begin Extract provided

RICHARD E. TEMPLE, APPELLANT
v.
MILMONT FIRE CO. AND TOWNSHIP OF RIDLEY, APPELLEES



Appeal from the Order of the Court of Common Pleas of Delaware County in the case of Richard E. Temple v. Milmont Fire Company and Township of Ridley, No. 80-12365.

COUNSEL

Jeffrey M. Stopford, for appellant.

James J. Donohue, with him, James D. Shomper, Of Counsel: White and Williams, for appellee, Milmont Fire Co.

Ralph B. D'Iorio, Cramp, D'Iorio, McConchie & Forbes, P.C., for appellee, Ridley Township.

President Judge Crumlish, Jr., Judge Barry, and Senior Judge Barbieri, sitting as a panel of three. Opinion by Senior Judge Barbieri.

Author: Barbieri

[ 106 Pa. Commw. Page 122]

Appellant, Richard E. Temple, appeals here an order of the Court of Common Pleas of Delaware County granting the motions of the Appellees, the Township of Ridley (Township) and the Milmont Fire Company (Fire Company), for summary judgment. We affirm.

Appellant was a member of the Milmont Fire Company, a volunteer fire company, when he was injured during his participation in a fire fighting demonstration at Our Lady of Peace School on October 21, 1978. The demonstration was part of the Fire Company's Fire

[ 106 Pa. Commw. Page 123]

Prevention Week activities. During the demonstration, Appellant was "pompiering," i.e. climbing down a rope, from the basket of a fire truck when the rope broke and he fell approximately thirty to forty feet to a paved parking lot below. As a result of his fall, Appellant sustained compound fractures of two bones of his right arm, compound fractures of all three bones in his right leg, as well as other injuries. Subsequent to the accident, Appellant received disability benefits pursuant to The Pennsylvania Workmen's Compensation Act (Act), Act of June 2, 1915, P.L. 736, as amended, 77 P.S. §§ 1-1031. He signed a final receipt for workmen's compensation benefits on April 2, 1979 after collecting disability benefits from October 21, 1978, until his return to work on April 23, 1979.

end Extract provided

What this exercise asks =
- 1) Answer these questions about the court opinion on the fire company appeal:
(a) Who represented the appellant?
(b) On what date was the appellant injured?
(c) About how far did the appellant fall?
- 2) Carry the court opinion on the fire company appeal forward from its final sentence.
The data that comes next is separate material, unrelated to the court opinion.

begin Data extract

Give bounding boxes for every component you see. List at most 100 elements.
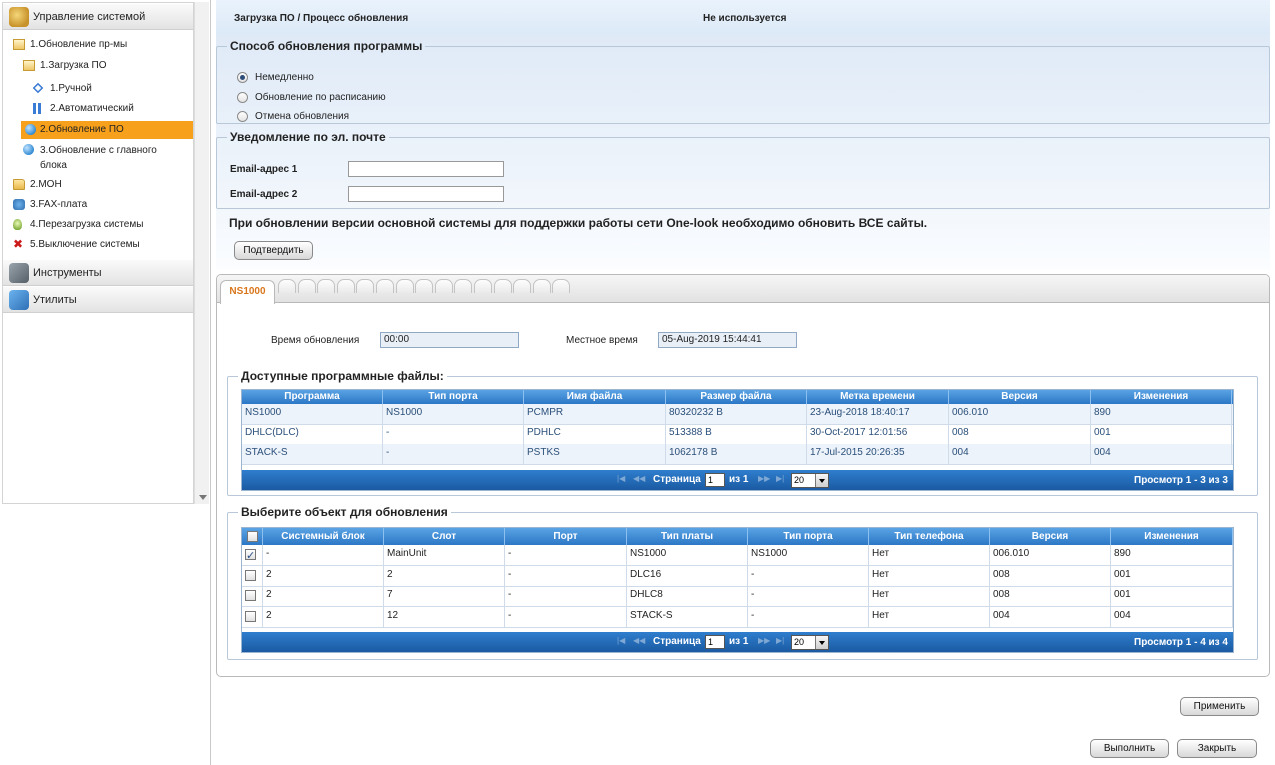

end Data extract

Task results =
- 1)
(a) Jeffrey M. Stopford
(b) October 21, 1978
(c) Approximately thirty to forty feet

- 2)
On September 15, 1980, Appellant filed a negligence action against the Township and the Fire Company in which he alleged that the rope that broke, causing his injuries, was negligently maintained. Both the Township and Fire Company raised the affirmative defense of Section 303 of the Act, 77 P.S. § 481, as a bar to his negligence suit. Following discovery, the Appellees filed a Motion for Summary Judgment on the grounds that the Appellant was barred by the provisions of the Act from bringing suit. The common pleas court granted the Appellees' motion based upon Sections 303 and 601 of the Act, 77 P.S. §§ 481 and 1031. Appeal to this Court followed.

In this appeal, Appellant raises numerous assignments of error that we shall discuss in turn. In reviewing a grant of summary judgment, the appellate court must accept as true all well-pleaded facts in the non-moving party's pleadings and give the non-moving party the benefit of all reasonable inferences to be drawn therefrom. ...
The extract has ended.